____ Passage to read
I only have one bun that actually holds his pee and that is Thor. My other buns go with or without a liter box. Thor is the only bun that is completely litter box trained. When we have Smooch on the couch he will go poops and well......Last night he peed all over my BF's sock. I saw him starting to back up and lift his tail (easier to tell he's a Mini Rex) So I grabbed him carefully but quickly to put him in the litter box but he let out a bit of tinkle on Andy. I walked him quickly to his cage at that point, he went straight to him litter box in his cage and finished his business. So Yes, technically they can hold it. It is good for them? Probably not if they hold it too often.


----------



## golfdiva (Jun 14, 2011)

The longest Hershey has held it, while snuggling with me, is about 45 min. He likes to snuggle on the bed with me, and he doesn't pee or poop then. If he needs his little box, he will start digging at the blankets or at me. I know that this means he is done snuggling.

On a couple of occassions, I guess he feel asleep or forgot or whatever, while he was snuggling with me on the bed. His head and ears suddenly shot up, and he looked around, like, "Did anyone see me do that?" :? And sure enough there were a couple of poops on the bed!


----------



## Lucille (Jun 14, 2011)

Hershey is funny So I got a thick fluffy blanket for my lap and they sit on top, and are free to do what comes naturally; with a visit to the box every 30 minutes if they stay out longer than that.


----------



## tamsin (Jun 14, 2011)

Yes, they can certainly hold it. Scamp comes out into the living room for 60-90 minutes every evening during which he has no access to his litter tray and never has an accident (wee or poop). 

They key is that they must be litter trained first or they have no reason to hold on. Rabbits will also sometimes mark in a new area, that's deliberate poop/wee, so unrelated to being able to wait. There is also no guarantee a bun will sit still for 30 mins. It depends on their personality. Scamp spends all his time out alternating by dashing about the room and flopping over for 2 minute head rubs. He'd never sit still on my lap for 30 mins


----------



## Pet_Bunny (Jun 14, 2011)

I've seen rabbits hold for 24 hours. At rabbit shows, there is a French Lop that sits in her cage over night and well into the day, and her cage is completely dry. Once you pick her up and put her in the show coop for judging, she will pee and pee and pee... :biggrin:

With my rabbits, I will pick them up and hold them for a minute and then set them back in their pen or cage and they will promptly dash to the litter box to pee. Once they finish their business, I can let them out and I know they would be good for awhile.


----------



## SnowyShiloh (Jun 15, 2011)

My bunnies are all good about holding it except for Kerensa. She pees on the futon sometimes but doesn't poop. None of the other bunnies have ever peed or pooped on the couch and we can have pretty long snuggle sessions. If anyone starts to dig, I rush them back to their cage!


----------



## freeman45 (Jun 15, 2011)

Bunnies can be litter trained, so train your bunnies!

My rabbit goes often, but it's always in the same spot.


----------



## Lucille (Jun 16, 2011)

As I mentioned, the living room is not bunny proof so I can't put a litter box down.
Two of the 3 are litter trained and even use a litter box in their cages, the last boy uses it about 2/3 of the time in his cage.


----------



## elrohwen (Jun 16, 2011)

My Otto routinely holds it for up to 12 hours - he'll go out in the living room for a nap and stay out there all day, never bothering to get up to use his litter box. Bunnies should have no problem holding it for 30min, however, they don't always *want* to hold it that long. Sometimes they like to mark, and sometimes they pee when you hold them out of fear or annoyance (Otto used to always pee on us when we picked him up)


----------
________
Task description: Repeat word for word the part of the rabbit thread between "## Lucille (Jun 16, 2011)" and "picked him up)", inclusive.
____ Dataset extract
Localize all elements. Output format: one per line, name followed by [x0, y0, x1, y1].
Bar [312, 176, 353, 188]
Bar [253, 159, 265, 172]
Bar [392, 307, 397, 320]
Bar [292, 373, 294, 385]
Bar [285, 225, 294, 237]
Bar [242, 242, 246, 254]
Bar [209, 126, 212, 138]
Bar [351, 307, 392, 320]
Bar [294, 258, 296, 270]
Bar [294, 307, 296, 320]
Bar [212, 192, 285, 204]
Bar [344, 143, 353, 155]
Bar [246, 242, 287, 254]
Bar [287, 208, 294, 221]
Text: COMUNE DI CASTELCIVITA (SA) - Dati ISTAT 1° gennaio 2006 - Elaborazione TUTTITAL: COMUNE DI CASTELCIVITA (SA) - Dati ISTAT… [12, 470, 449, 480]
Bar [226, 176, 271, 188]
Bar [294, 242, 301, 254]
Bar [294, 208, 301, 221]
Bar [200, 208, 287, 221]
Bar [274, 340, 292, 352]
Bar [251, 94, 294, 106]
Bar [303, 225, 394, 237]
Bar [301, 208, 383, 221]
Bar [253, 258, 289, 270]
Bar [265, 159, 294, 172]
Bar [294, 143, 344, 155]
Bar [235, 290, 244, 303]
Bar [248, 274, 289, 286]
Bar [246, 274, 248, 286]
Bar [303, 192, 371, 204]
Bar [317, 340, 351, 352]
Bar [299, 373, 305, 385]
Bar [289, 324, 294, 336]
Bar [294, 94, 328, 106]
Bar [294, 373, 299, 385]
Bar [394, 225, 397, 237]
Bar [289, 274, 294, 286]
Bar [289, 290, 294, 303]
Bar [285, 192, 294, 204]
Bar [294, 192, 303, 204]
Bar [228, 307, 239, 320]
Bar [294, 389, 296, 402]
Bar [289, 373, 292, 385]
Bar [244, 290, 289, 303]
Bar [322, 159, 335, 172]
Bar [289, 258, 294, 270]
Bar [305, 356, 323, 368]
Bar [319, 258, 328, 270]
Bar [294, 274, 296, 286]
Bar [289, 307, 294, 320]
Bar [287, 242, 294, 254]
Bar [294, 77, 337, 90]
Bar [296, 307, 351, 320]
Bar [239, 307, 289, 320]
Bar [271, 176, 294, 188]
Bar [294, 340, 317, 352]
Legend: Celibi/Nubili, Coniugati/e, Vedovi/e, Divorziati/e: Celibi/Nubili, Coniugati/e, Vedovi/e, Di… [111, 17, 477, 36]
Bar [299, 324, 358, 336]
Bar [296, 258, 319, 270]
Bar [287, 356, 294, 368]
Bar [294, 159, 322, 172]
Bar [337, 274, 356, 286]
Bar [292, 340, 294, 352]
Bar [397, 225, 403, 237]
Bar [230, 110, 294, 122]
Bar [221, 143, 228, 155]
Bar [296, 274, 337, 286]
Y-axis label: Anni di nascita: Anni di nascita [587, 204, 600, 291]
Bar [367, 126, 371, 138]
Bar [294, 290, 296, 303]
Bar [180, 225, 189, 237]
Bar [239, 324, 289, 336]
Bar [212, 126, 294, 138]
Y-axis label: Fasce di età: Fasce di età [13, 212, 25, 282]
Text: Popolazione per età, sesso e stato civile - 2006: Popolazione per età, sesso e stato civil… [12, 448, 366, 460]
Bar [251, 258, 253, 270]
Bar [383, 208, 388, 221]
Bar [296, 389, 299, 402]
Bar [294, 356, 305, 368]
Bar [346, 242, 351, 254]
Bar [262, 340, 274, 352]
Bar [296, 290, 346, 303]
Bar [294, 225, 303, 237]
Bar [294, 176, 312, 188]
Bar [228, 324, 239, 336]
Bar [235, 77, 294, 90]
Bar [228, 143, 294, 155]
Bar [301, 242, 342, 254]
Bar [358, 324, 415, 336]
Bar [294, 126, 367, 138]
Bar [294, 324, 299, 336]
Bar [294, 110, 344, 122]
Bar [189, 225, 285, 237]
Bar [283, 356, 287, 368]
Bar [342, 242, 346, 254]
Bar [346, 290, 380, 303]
________
Expected answer:
## Lucille (Jun 16, 2011)

As I mentioned, the living room is not bunny proof so I can't put a litter box down.
Two of the 3 are litter trained and even use a litter box in their cages, the last boy uses it about 2/3 of the time in his cage.


----------



## elrohwen (Jun 16, 2011)

My Otto routinely holds it for up to 12 hours - he'll go out in the living room for a nap and stay out there all day, never bothering to get up to use his litter box. Bunnies should have no problem holding it for 30min, however, they don't always *want* to hold it that long. Sometimes they like to mark, and sometimes they pee when you hold them out of fear or annoyance (Otto used to always pee on us when we picked him up)